**AIM**. Find every line with "ENTER" in it, then report how many there are and nothing more.

**MATERIAL PROVIDED**.
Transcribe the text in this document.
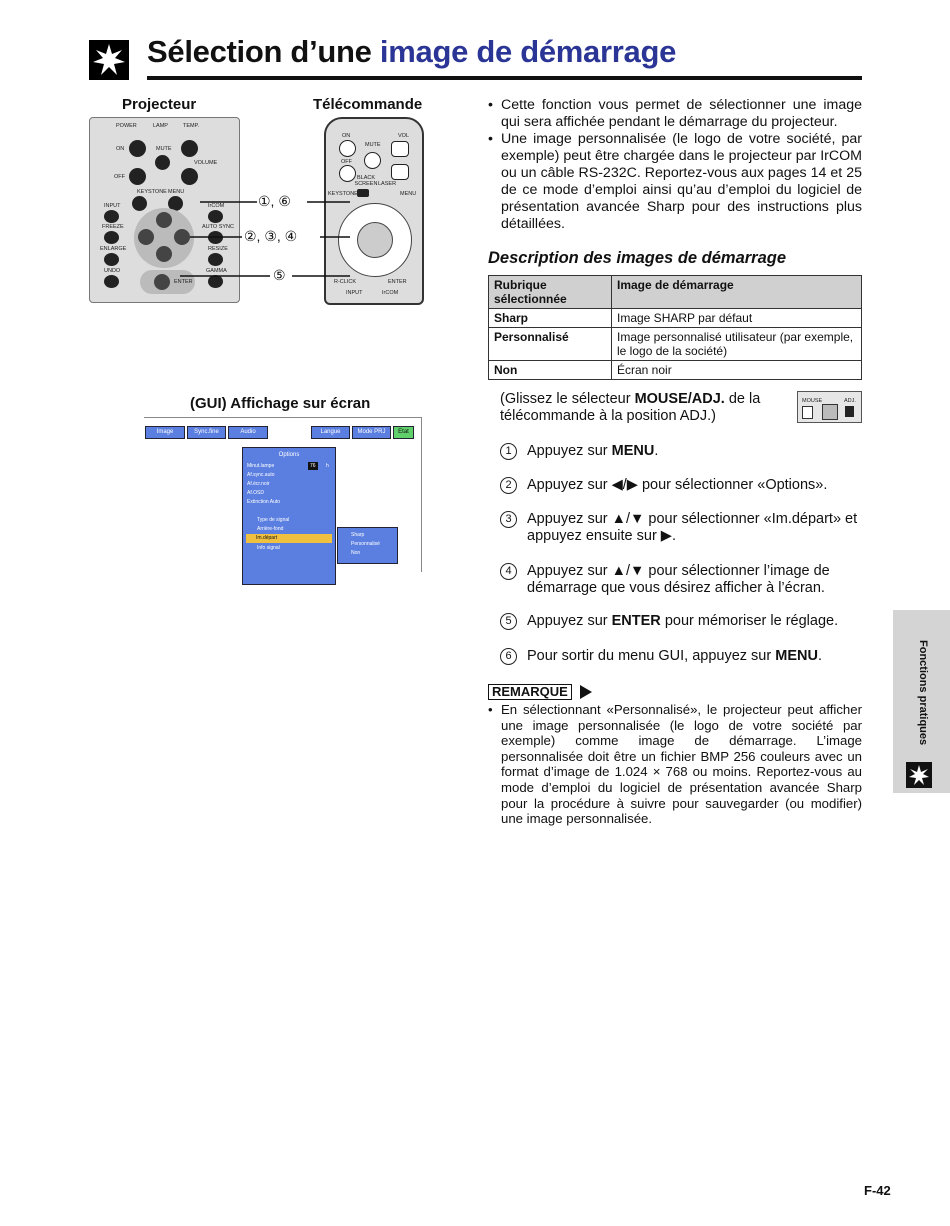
Sélection d’une image de démarrage
Projecteur	Télécommande
POWER	LAMP	TEMP.
ON	MUTE
VOLUME
OFF
KEYSTONE MENU
INPUT	IrCOM
FREEZE	AUTO SYNC
ENLARGE	RESIZE
UNDO	GAMMA
ENTER
ON
MUTE
VOL
OFF
BLACK SCREEN LASER
KEYSTONE	MENU
R-CLICK	ENTER
INPUT	IrCOM
①, ⑥
②, ③, ④
⑤
(GUI) Affichage sur écran
Image	Sync.fine	Audio	Langue	Mode PRJ	Etat
Options
Minut.lampe	76	h
Af.sync.auto
Af.écr.noir
Af.OSD
Extinction Auto
Type de signal
Arrière-fond
Im.départ
Info signal
Sharp
Personnalisé
Non
• Cette fonction vous permet de sélectionner une image qui sera affichée pendant le démarrage du projecteur.
• Une image personnalisée (le logo de votre société, par exemple) peut être chargée dans le projecteur par IrCOM ou un câble RS-232C. Reportez-vous aux pages 14 et 25 de ce mode d’emploi ainsi qu’au d’emploi du logiciel de présentation avancée Sharp pour des instructions plus détaillées.
Description des images de démarrage
Rubrique sélectionnée	Image de démarrage
Sharp	Image SHARP par défaut
Personnalisé	Image personnalisé utilisateur (par exemple, le logo de la société)
Non	Écran noir
(Glissez le sélecteur MOUSE/ADJ. de la télécommande à la position ADJ.)
MOUSE	ADJ.
1	Appuyez sur MENU.
2	Appuyez sur ◀/▶ pour sélectionner «Options».
3	Appuyez sur ▲/▼ pour sélectionner «Im.départ» et appuyez ensuite sur ▶.
4	Appuyez sur ▲/▼ pour sélectionner l’image de démarrage que vous désirez afficher à l’écran.
5	Appuyez sur ENTER pour mémoriser le réglage.
6	Pour sortir du menu GUI, appuyez sur MENU.
REMARQUE
• En sélectionnant «Personnalisé», le projecteur peut afficher une image personnalisée (le logo de votre société par exemple) comme image de démarrage. L’image personnalisée doit être un fichier BMP 256 couleurs avec un format d’image de 1.024 × 768 ou moins. Reportez-vous au mode d’emploi du logiciel de présentation avancée Sharp pour la procédure à suivre pour sauvegarder (ou modifier) une image personnalisée.
Fonctions pratiques
F-42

**ANSWER IN FULL**. 3